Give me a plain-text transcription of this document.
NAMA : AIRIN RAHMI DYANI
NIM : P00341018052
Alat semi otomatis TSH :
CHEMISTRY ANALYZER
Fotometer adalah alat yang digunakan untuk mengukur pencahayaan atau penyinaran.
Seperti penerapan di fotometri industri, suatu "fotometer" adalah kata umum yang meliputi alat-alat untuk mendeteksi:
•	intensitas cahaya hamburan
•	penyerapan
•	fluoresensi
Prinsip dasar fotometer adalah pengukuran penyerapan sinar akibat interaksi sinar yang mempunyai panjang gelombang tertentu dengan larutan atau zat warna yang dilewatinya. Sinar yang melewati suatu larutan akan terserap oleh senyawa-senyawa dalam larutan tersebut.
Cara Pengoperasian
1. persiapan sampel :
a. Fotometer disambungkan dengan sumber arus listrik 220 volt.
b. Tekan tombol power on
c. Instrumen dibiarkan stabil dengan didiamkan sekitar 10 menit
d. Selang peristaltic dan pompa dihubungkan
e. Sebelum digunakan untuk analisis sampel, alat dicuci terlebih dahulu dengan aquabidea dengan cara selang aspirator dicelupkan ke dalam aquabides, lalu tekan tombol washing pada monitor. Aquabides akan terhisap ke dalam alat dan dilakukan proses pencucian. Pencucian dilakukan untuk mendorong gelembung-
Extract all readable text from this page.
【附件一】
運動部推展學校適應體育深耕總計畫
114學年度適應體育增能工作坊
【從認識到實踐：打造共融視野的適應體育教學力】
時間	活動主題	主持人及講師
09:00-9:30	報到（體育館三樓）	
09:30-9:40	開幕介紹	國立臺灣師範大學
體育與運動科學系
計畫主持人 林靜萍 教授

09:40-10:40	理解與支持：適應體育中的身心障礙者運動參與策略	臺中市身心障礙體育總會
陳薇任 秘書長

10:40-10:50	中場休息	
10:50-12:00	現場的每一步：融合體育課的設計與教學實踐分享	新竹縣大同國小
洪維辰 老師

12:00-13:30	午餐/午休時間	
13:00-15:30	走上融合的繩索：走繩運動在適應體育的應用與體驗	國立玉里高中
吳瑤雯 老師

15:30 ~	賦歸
+++++
WHAT TO PRODUCE: Output each record exactly, leaving nothing out.

RESULT BELOW:
Give me a plain-text transcription of this document.
NAMA : AIRIN RAHMI DYANI
NIM : P00341018052
Alat semi otomatis TSH :
CHEMISTRY ANALYZER
Fotometer adalah alat yang digunakan untuk mengukur pencahayaan atau penyinaran.
Seperti penerapan di fotometri industri, suatu "fotometer" adalah kata umum yang meliputi alat-alat untuk mendeteksi:
•	intensitas cahaya hamburan
•	penyerapan
•	fluoresensi
Prinsip dasar fotometer adalah pengukuran penyerapan sinar akibat interaksi sinar yang mempunyai panjang gelombang tertentu dengan larutan atau zat warna yang dilewatinya. Sinar yang melewati suatu larutan akan terserap oleh senyawa-senyawa dalam larutan tersebut.
Cara Pengoperasian
1. persiapan sampel :
a. Fotometer disambungkan dengan sumber arus listrik 220 volt.
b. Tekan tombol power on
c. Instrumen dibiarkan stabil dengan didiamkan sekitar 10 menit
d. Selang peristaltic dan pompa dihubungkan
e. Sebelum digunakan untuk analisis sampel, alat dicuci terlebih dahulu dengan aquabidea dengan cara selang aspirator dicelupkan ke dalam aquabides, lalu tekan tombol washing pada monitor. Aquabides akan terhisap ke dalam alat dan dilakukan proses pencucian. Pencucian dilakukan untuk mendorong gelembung-
Extract all readable text from this page.
【附件一】
運動部推展學校適應體育深耕總計畫
114學年度適應體育增能工作坊
【從認識到實踐：打造共融視野的適應體育教學力】
時間	活動主題	主持人及講師
09:00-9:30	報到（體育館三樓）	
09:30-9:40	開幕介紹	國立臺灣師範大學
體育與運動科學系
計畫主持人 林靜萍 教授

09:40-10:40	理解與支持：適應體育中的身心障礙者運動參與策略	臺中市身心障礙體育總會
陳薇任 秘書長

10:40-10:50	中場休息	
10:50-12:00	現場的每一步：融合體育課的設計與教學實踐分享	新竹縣大同國小
洪維辰 老師

12:00-13:30	午餐/午休時間	
13:00-15:30	走上融合的繩索：走繩運動在適應體育的應用與體驗	國立玉里高中
吳瑤雯 老師

15:30 ~	賦歸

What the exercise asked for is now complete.